EXERCISE DESCRIPTION.
From the records, pick out and copy each line containing "ensemble".

(Stored records)
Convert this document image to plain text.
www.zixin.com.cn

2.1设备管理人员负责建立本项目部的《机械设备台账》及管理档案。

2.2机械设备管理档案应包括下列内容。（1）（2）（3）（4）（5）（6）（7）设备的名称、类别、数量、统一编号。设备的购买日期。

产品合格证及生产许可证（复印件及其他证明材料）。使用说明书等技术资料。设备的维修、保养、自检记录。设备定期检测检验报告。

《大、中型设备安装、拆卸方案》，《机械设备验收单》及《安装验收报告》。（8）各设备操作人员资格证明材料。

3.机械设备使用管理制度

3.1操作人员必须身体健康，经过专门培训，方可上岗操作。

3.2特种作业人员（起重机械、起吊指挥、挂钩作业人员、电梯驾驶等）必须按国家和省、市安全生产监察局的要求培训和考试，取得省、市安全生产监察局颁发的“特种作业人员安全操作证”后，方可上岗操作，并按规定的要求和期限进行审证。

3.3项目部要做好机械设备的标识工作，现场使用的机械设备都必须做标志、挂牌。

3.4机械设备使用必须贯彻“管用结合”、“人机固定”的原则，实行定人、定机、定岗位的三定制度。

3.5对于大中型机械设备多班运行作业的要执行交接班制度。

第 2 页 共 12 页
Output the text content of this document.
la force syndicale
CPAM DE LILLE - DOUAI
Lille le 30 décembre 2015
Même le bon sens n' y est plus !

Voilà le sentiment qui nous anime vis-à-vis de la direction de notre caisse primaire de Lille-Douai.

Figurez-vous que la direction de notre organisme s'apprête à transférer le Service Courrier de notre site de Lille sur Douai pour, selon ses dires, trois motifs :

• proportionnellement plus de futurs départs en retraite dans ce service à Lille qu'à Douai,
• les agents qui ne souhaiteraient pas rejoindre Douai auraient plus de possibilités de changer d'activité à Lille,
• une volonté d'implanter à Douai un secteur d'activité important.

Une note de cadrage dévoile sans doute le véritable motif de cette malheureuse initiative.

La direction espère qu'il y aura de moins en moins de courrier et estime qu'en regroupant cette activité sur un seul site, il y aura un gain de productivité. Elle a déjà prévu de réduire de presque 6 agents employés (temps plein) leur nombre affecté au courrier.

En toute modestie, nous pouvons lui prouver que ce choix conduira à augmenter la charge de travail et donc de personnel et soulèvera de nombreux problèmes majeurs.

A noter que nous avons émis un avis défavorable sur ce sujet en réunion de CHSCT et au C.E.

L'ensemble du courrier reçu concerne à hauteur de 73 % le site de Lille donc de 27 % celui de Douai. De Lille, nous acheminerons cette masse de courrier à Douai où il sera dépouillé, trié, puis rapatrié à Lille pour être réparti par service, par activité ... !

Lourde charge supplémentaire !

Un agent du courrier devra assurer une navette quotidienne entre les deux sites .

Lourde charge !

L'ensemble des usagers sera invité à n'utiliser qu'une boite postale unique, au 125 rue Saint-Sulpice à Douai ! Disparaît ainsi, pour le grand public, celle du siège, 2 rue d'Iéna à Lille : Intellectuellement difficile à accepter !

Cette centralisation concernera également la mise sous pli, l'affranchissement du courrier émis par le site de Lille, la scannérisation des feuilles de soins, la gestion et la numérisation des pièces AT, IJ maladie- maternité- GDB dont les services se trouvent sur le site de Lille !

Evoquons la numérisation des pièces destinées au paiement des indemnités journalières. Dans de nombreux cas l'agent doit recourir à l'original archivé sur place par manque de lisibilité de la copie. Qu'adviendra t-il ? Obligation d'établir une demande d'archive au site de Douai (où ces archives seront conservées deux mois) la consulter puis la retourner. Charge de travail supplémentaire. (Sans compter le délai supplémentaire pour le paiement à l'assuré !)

THE RESULT.
L'ensemble du courrier reçu concerne à hauteur de 73 % le site de Lille donc de 27 % celui de Douai. De Lille, nous acheminerons cette masse de courrier à Douai où il sera dépouillé, trié, puis rapatrié à Lille pour être réparti par service, par activité ... !
L'ensemble des usagers sera invité à n'utiliser qu'une boite postale unique, au 125 rue Saint-Sulpice à Douai ! Disparaît ainsi, pour le grand public, celle du siège, 2 rue d'Iéna à Lille : Intellectuellement difficile à accepter !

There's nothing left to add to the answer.